* What you need to do
Copy every line from the data below in which the string "THÁNG" can be found.

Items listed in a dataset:
· · ·
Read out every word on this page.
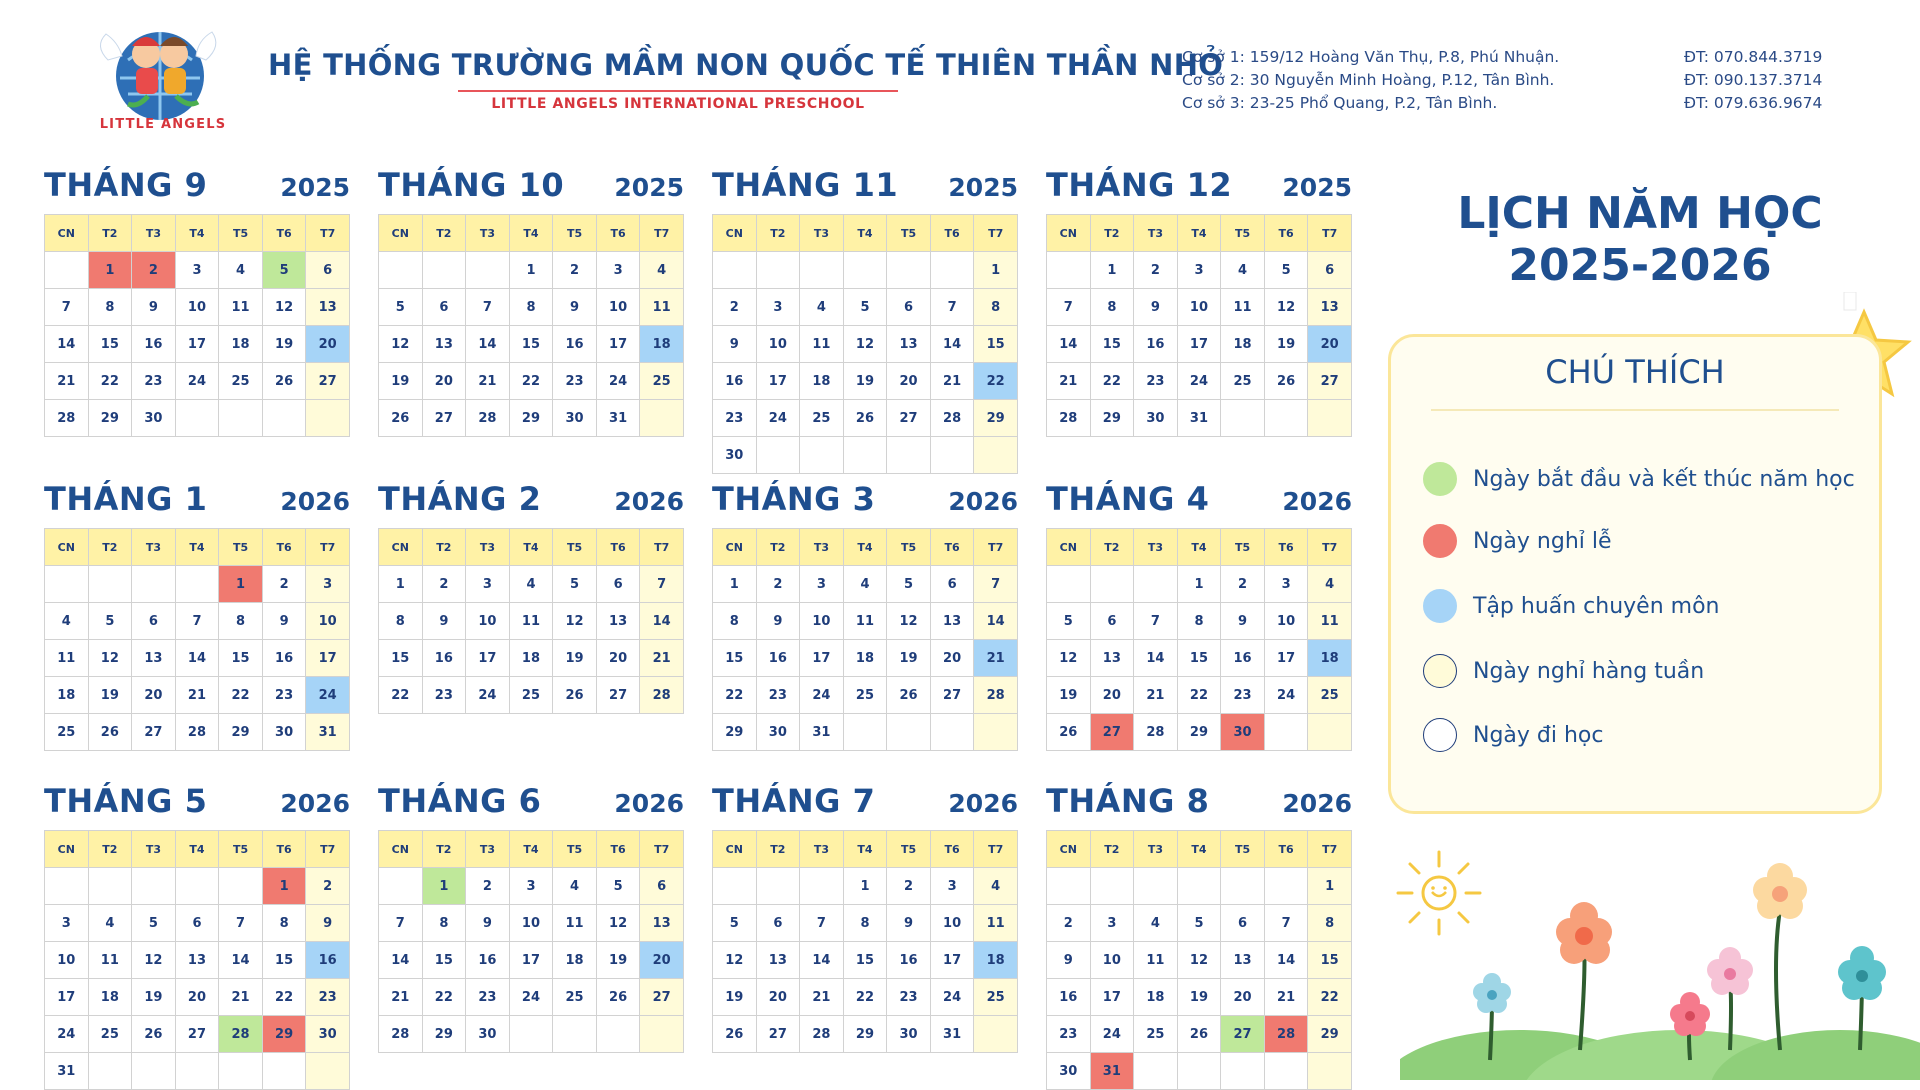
LITTLE ANGELS
HỆ THỐNG TRƯỜNG MẦM NON QUỐC TẾ THIÊN THẦN NHỎ
LITTLE ANGELS INTERNATIONAL PRESCHOOL
Cơ sở 1: 159/12 Hoàng Văn Thụ, P.8, Phú Nhuận.
Cơ sở 2: 30 Nguyễn Minh Hoàng, P.12, Tân Bình.
Cơ sở 3: 23-25 Phổ Quang, P.2, Tân Bình.
ĐT: 070.844.3719
ĐT: 090.137.3714
ĐT: 079.636.9674
THÁNG 9	2025
CN	T2	T3	T4	T5	T6	T7
	1	2	3	4	5	6
7	8	9	10	11	12	13
14	15	16	17	18	19	20
21	22	23	24	25	26	27
28	29	30				
THÁNG 10 2025
CN	T2	T3	T4	T5	T6	T7
			1	2	3	4
5	6	7	8	9	10	11
12	13	14	15	16	17	18
19	20	21	22	23	24	25
26	27	28	29	30	31	
THÁNG 11 2025
CN	T2	T3	T4	T5	T6	T7
						1
2	3	4	5	6	7	8
9	10	11	12	13	14	15
16	17	18	19	20	21	22
23	24	25	26	27	28	29
30						
THÁNG 12 2025
CN	T2	T3	T4	T5	T6	T7
	1	2	3	4	5	6
7	8	9	10	11	12	13
14	15	16	17	18	19	20
21	22	23	24	25	26	27
28	29	30	31			
THÁNG 1	2026
CN	T2	T3	T4	T5	T6	T7
				1	2	3
4	5	6	7	8	9	10
11	12	13	14	15	16	17
18	19	20	21	22	23	24
25	26	27	28	29	30	31
THÁNG 2	2026
CN	T2	T3	T4	T5	T6	T7
1	2	3	4	5	6	7
8	9	10	11	12	13	14
15	16	17	18	19	20	21
22	23	24	25	26	27	28
THÁNG 3	2026
CN	T2	T3	T4	T5	T6	T7
1	2	3	4	5	6	7
8	9	10	11	12	13	14
15	16	17	18	19	20	21
22	23	24	25	26	27	28
29	30	31				
THÁNG 4	2026
CN	T2	T3	T4	T5	T6	T7
			1	2	3	4
5	6	7	8	9	10	11
12	13	14	15	16	17	18
19	20	21	22	23	24	25
26	27	28	29	30		
THÁNG 5	2026
CN	T2	T3	T4	T5	T6	T7
					1	2
3	4	5	6	7	8	9
10	11	12	13	14	15	16
17	18	19	20	21	22	23
24	25	26	27	28	29	30
31						
THÁNG 6	2026
CN	T2	T3	T4	T5	T6	T7
	1	2	3	4	5	6
7	8	9	10	11	12	13
14	15	16	17	18	19	20
21	22	23	24	25	26	27
28	29	30				
THÁNG 7	2026
CN	T2	T3	T4	T5	T6	T7
			1	2	3	4
5	6	7	8	9	10	11
12	13	14	15	16	17	18
19	20	21	22	23	24	25
26	27	28	29	30	31	
THÁNG 8	2026
CN	T2	T3	T4	T5	T6	T7
						1
2	3	4	5	6	7	8
9	10	11	12	13	14	15
16	17	18	19	20	21	22
23	24	25	26	27	28	29
30	31					
LỊCH NĂM HỌC
2025-2026
CHÚ THÍCH
Ngày bắt đầu và kết thúc năm học
Ngày nghỉ lễ
Tập huấn chuyên môn
Ngày nghỉ hàng tuần
Ngày đi học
· · ·
* Final result
THÁNG 9	2025
THÁNG 10 2025
THÁNG 11 2025
THÁNG 12 2025
THÁNG 1	2026
THÁNG 2	2026
THÁNG 3	2026
THÁNG 4	2026
THÁNG 5	2026
THÁNG 6	2026
THÁNG 7	2026
THÁNG 8	2026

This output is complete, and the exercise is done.